▸ **MATERIAL FOR THIS EXERCISE**:
start
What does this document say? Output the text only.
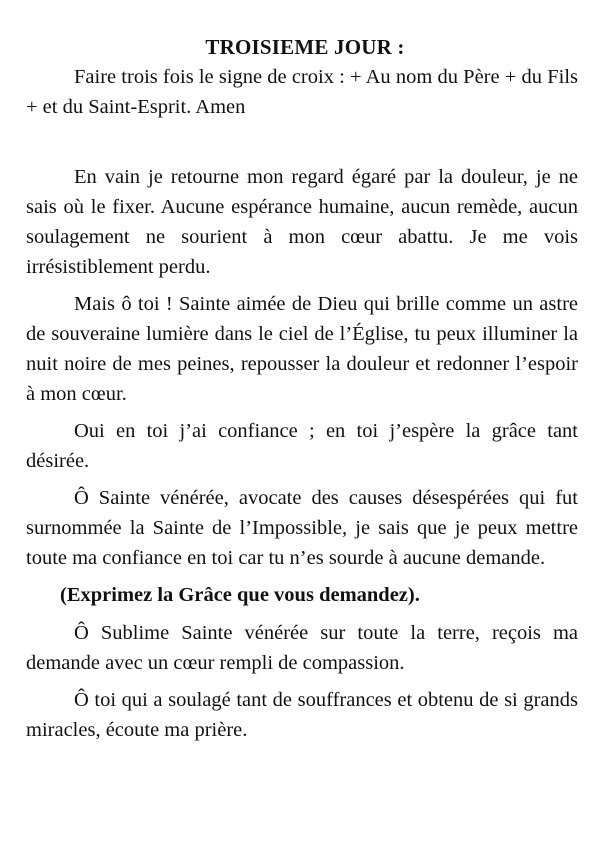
TROISIEME JOUR :

Faire trois fois le signe de croix : + Au nom du Père + du Fils + et du Saint-Esprit. Amen

En vain je retourne mon regard égaré par la douleur, je ne sais où le fixer. Aucune espérance humaine, aucun remède, aucun soulagement ne sourient à mon cœur abattu. Je me vois irrésistiblement perdu.

Mais ô toi ! Sainte aimée de Dieu qui brille comme un astre de souveraine lumière dans le ciel de l’Église, tu peux illuminer la nuit noire de mes peines, repousser la douleur et redonner l’espoir à mon cœur.

Oui en toi j’ai confiance ; en toi j’espère la grâce tant désirée.

Ô Sainte vénérée, avocate des causes désespérées qui fut surnommée la Sainte de l’Impossible, je sais que je peux mettre toute ma confiance en toi car tu n’es sourde à aucune demande.

(Exprimez la Grâce que vous demandez).

Ô Sublime Sainte vénérée sur toute la terre, reçois ma demande avec un cœur rempli de compassion.

Ô toi qui a soulagé tant de souffrances et obtenu de si grands miracles, écoute ma prière.
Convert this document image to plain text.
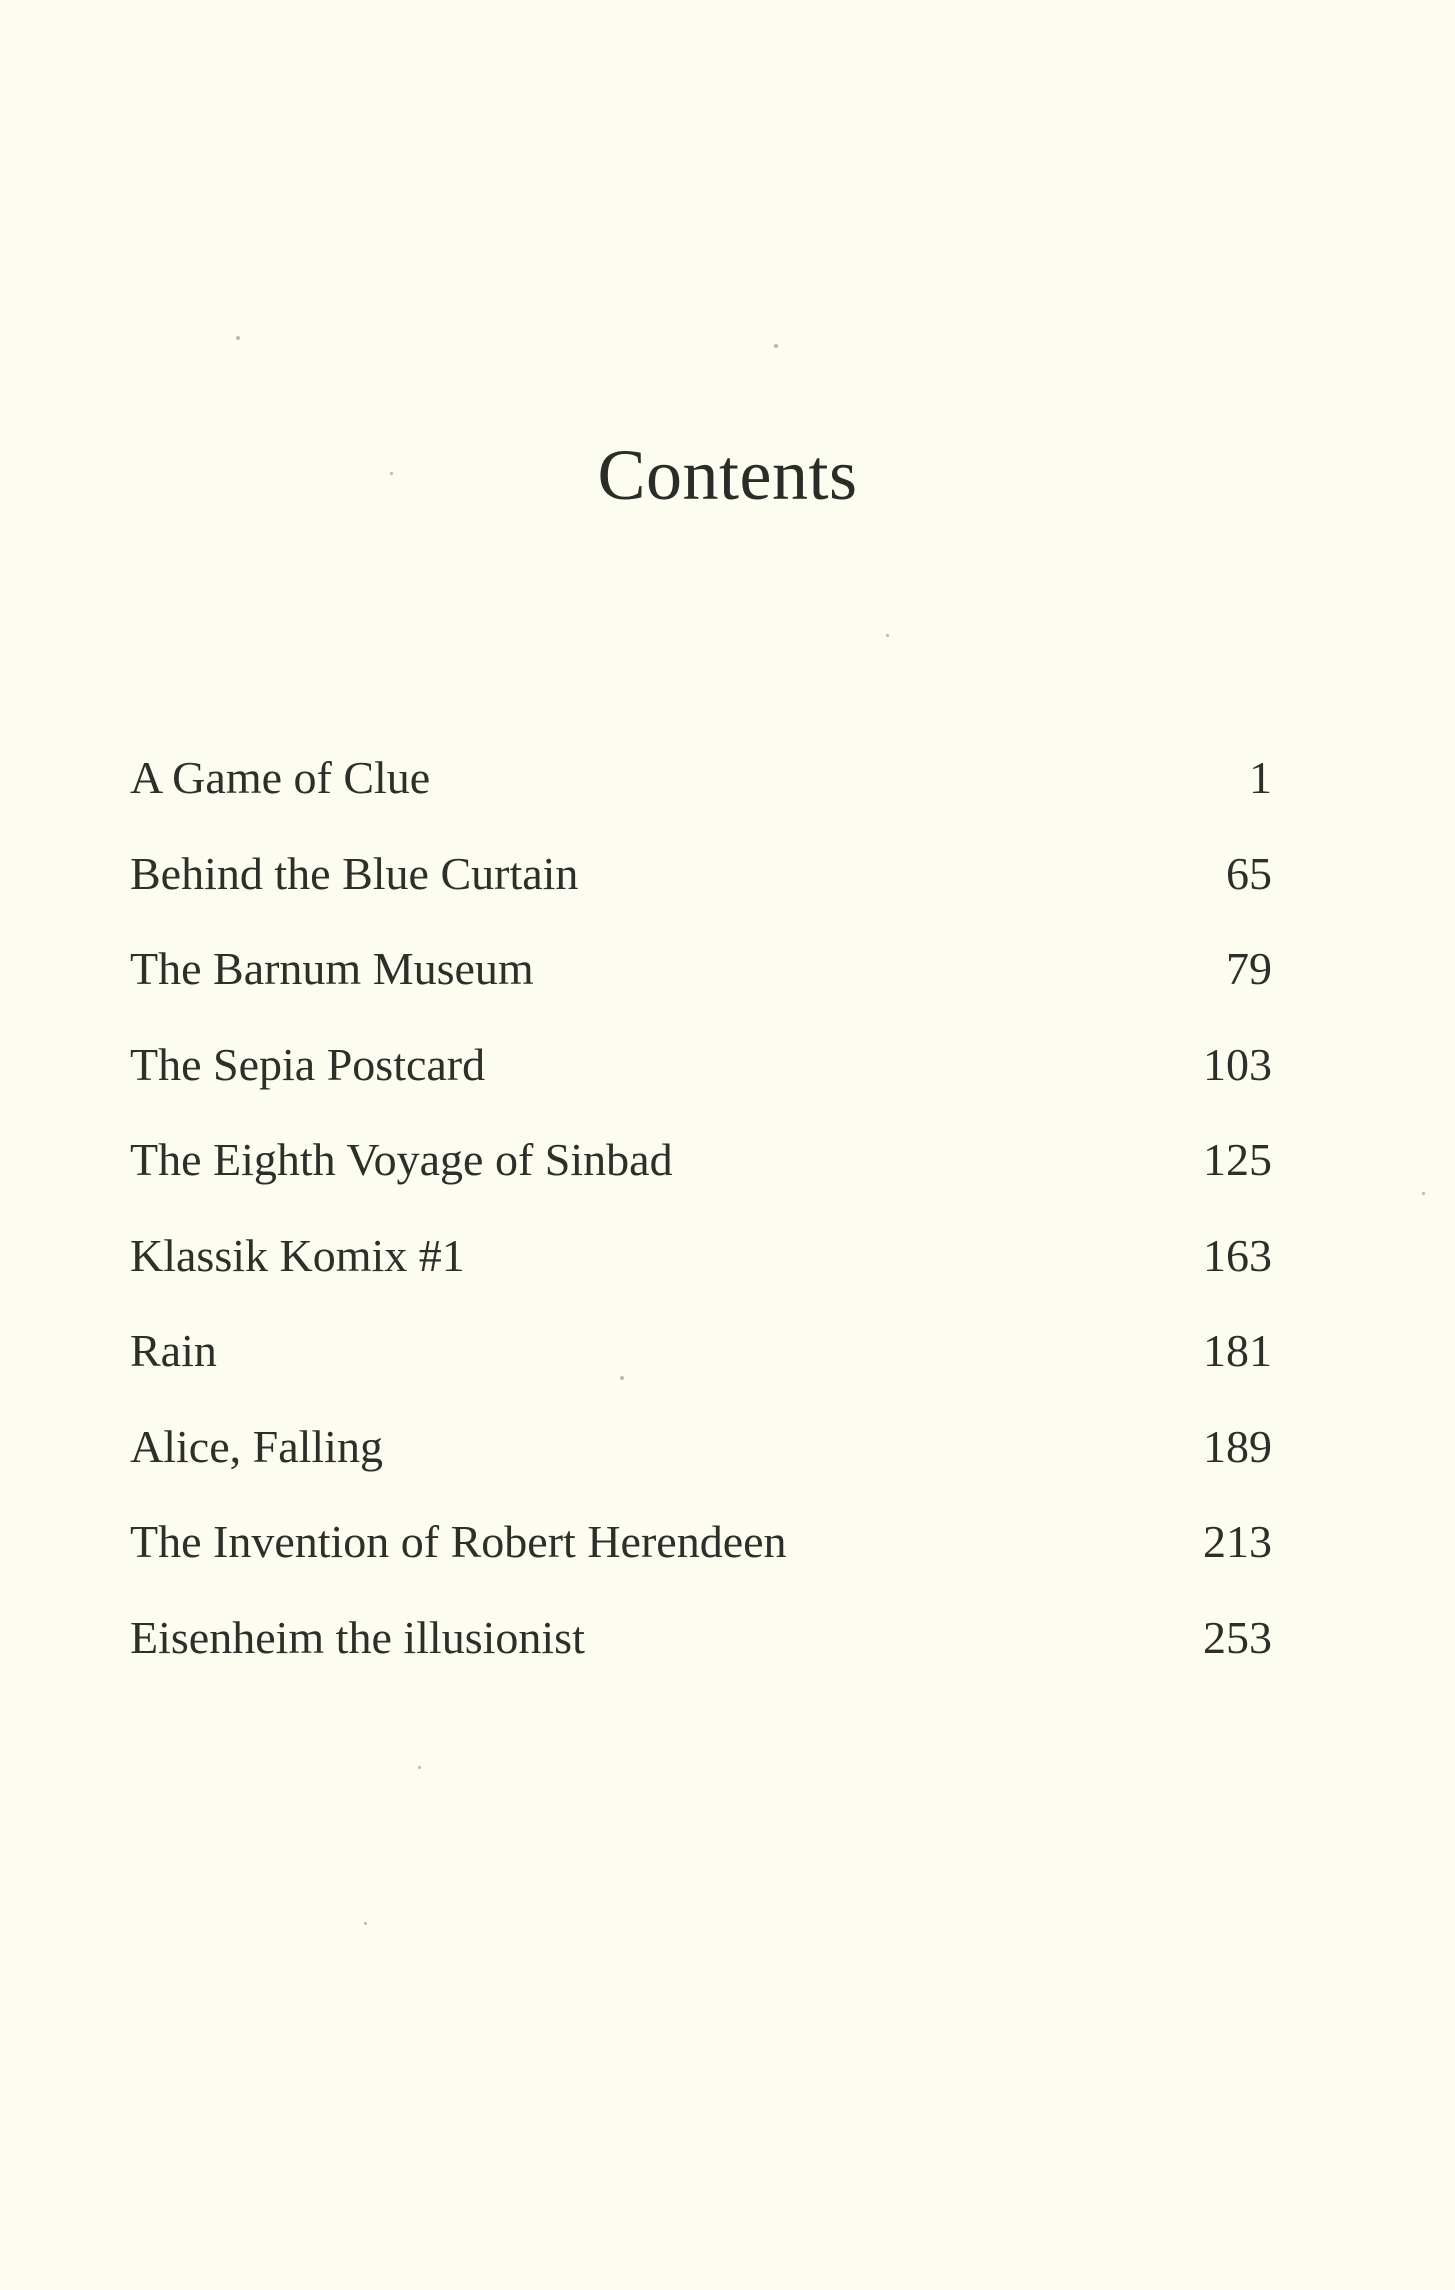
Contents
A Game of Clue	1
Behind the Blue Curtain	65
The Barnum Museum	79
The Sepia Postcard	103
The Eighth Voyage of Sinbad	125
Klassik Komix #1	163
Rain	181
Alice, Falling	189
The Invention of Robert Herendeen	213
Eisenheim the illusionist	253
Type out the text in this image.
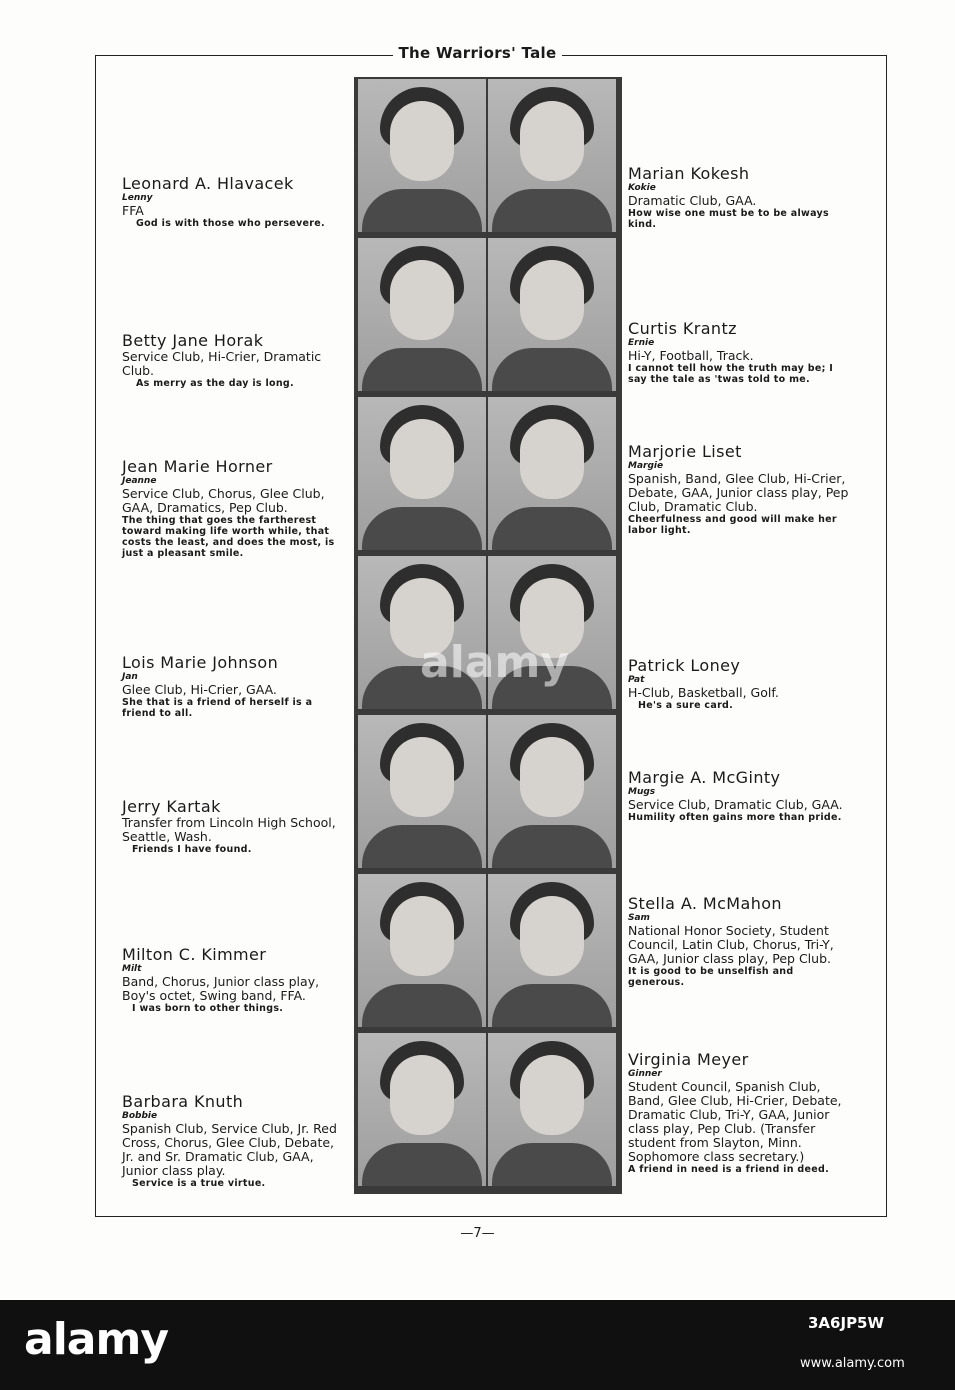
The Warriors' Tale
alamy
Leonard A. Hlavacek
Lenny
FFA
God is with those who persevere.
Betty Jane Horak
Service Club, Hi-Crier, Dramatic Club.
As merry as the day is long.
Jean Marie Horner
Jeanne
Service Club, Chorus, Glee Club, GAA, Dramatics, Pep Club.
The thing that goes the fartherest toward making life worth while, that costs the least, and does the most, is just a pleasant smile.
Lois Marie Johnson
Jan
Glee Club, Hi-Crier, GAA.
She that is a friend of herself is a friend to all.
Jerry Kartak
Transfer from Lincoln High School, Seattle, Wash.
Friends I have found.
Milton C. Kimmer
Milt
Band, Chorus, Junior class play, Boy's octet, Swing band, FFA.
I was born to other things.
Barbara Knuth
Bobbie
Spanish Club, Service Club, Jr. Red Cross, Chorus, Glee Club, Debate, Jr. and Sr. Dramatic Club, GAA, Junior class play.
Service is a true virtue.
Marian Kokesh
Kokie
Dramatic Club, GAA.
How wise one must be to be always kind.
Curtis Krantz
Ernie
Hi-Y, Football, Track.
I cannot tell how the truth may be; I say the tale as 'twas told to me.
Marjorie Liset
Margie
Spanish, Band, Glee Club, Hi-Crier, Debate, GAA, Junior class play, Pep Club, Dramatic Club.
Cheerfulness and good will make her labor light.
Patrick Loney
Pat
H-Club, Basketball, Golf.
He's a sure card.
Margie A. McGinty
Mugs
Service Club, Dramatic Club, GAA.
Humility often gains more than pride.
Stella A. McMahon
Sam
National Honor Society, Student Council, Latin Club, Chorus, Tri-Y, GAA, Junior class play, Pep Club.
It is good to be unselfish and generous.
Virginia Meyer
Ginner
Student Council, Spanish Club, Band, Glee Club, Hi-Crier, Debate, Dramatic Club, Tri-Y, GAA, Junior class play, Pep Club. (Transfer student from Slayton, Minn. Sophomore class secretary.)
A friend in need is a friend in deed.
—7—
alamy	3A6JP5W
www.alamy.com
end
▸ **WORK REQUIRED**: Go through the listing above and list every line that has the word "vénérée".

▸ **RESULT OF THIS EXERCISE**:
Ô Sainte vénérée, avocate des causes désespérées qui fut surnommée la Sainte de l’Impossible, je sais que je peux mettre toute ma confiance en toi car tu n’es sourde à aucune demande.
Ô Sublime Sainte vénérée sur toute la terre, reçois ma demande avec un cœur rempli de compassion.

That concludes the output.